● **Work instructions**: If a line in the material below has the word "없습니다", copy it.

● **Data extract**:
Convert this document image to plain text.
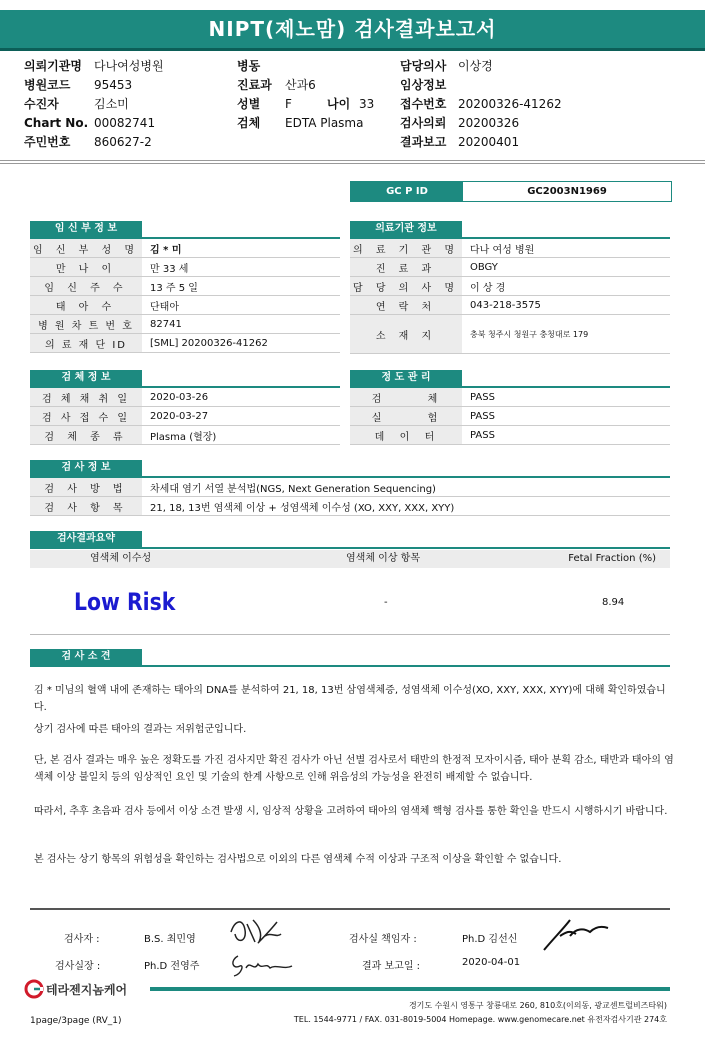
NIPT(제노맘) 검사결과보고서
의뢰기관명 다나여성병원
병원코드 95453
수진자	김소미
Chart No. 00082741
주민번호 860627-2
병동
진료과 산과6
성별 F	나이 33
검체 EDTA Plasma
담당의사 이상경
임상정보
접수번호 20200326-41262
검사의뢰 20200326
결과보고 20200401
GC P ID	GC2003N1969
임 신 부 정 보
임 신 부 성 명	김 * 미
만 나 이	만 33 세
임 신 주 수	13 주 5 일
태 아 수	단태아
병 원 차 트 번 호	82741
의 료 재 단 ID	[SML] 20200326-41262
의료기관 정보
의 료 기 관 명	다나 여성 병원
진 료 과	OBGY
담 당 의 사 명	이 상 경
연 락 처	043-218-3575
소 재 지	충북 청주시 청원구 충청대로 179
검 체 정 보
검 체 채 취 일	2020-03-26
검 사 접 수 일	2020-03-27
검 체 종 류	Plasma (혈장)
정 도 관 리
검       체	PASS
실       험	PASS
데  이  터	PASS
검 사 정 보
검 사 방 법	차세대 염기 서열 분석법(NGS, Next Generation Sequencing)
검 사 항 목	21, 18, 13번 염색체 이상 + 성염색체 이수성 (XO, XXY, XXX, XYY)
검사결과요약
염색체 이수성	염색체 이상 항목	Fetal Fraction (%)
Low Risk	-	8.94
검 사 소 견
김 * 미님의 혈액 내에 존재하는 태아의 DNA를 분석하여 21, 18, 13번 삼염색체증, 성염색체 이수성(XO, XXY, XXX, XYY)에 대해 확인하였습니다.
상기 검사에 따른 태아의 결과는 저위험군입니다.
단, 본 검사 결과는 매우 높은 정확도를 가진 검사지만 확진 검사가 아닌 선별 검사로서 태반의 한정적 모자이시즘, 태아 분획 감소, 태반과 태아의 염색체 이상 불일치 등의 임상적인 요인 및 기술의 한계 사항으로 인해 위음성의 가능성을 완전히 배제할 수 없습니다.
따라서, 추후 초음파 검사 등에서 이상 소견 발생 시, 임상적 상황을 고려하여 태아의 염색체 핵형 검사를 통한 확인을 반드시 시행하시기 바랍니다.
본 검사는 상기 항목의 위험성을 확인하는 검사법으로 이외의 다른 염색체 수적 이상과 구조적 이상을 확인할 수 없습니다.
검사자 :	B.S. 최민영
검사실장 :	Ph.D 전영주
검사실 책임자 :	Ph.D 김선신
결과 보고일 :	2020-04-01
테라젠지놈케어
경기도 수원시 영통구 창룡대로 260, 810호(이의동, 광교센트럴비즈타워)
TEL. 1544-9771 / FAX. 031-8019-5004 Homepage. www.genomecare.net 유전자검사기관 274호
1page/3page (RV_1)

==

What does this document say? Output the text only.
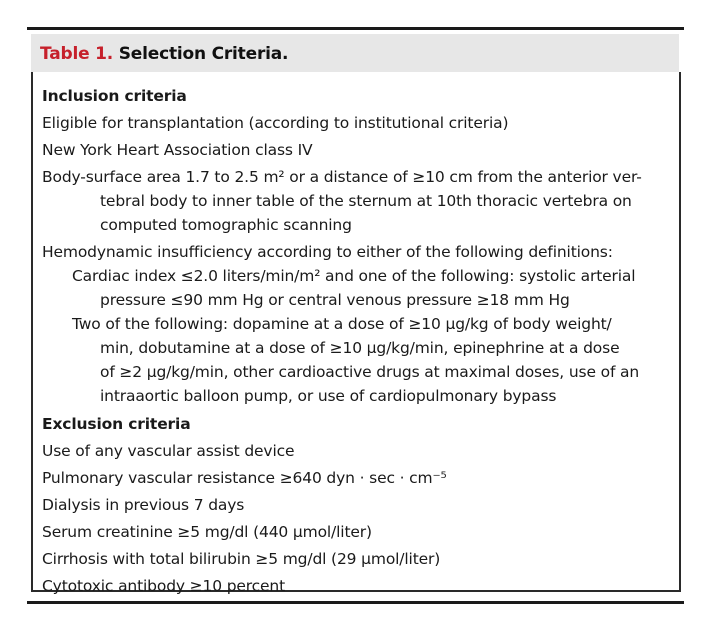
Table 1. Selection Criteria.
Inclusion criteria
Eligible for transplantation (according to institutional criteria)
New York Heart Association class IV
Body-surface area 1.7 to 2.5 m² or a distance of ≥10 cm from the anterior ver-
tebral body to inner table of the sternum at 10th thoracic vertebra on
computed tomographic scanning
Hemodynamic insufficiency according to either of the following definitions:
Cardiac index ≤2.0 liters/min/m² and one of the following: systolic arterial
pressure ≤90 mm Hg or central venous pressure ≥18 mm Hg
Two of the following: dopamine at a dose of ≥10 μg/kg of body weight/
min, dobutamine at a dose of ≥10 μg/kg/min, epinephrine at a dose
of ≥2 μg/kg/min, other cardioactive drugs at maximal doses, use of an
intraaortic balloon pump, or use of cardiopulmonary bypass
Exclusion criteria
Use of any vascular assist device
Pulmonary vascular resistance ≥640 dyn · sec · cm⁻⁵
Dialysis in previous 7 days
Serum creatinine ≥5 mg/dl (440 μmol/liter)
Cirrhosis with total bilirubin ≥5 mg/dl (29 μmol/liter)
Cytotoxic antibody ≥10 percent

● **Task answer**:
단, 본 검사 결과는 매우 높은 정확도를 가진 검사지만 확진 검사가 아닌 선별 검사로서 태반의 한정적 모자이시즘, 태아 분획 감소, 태반과 태아의 염색체 이상 불일치 등의 임상적인 요인 및 기술의 한계 사항으로 인해 위음성의 가능성을 완전히 배제할 수 없습니다.
본 검사는 상기 항목의 위험성을 확인하는 검사법으로 이외의 다른 염색체 수적 이상과 구조적 이상을 확인할 수 없습니다.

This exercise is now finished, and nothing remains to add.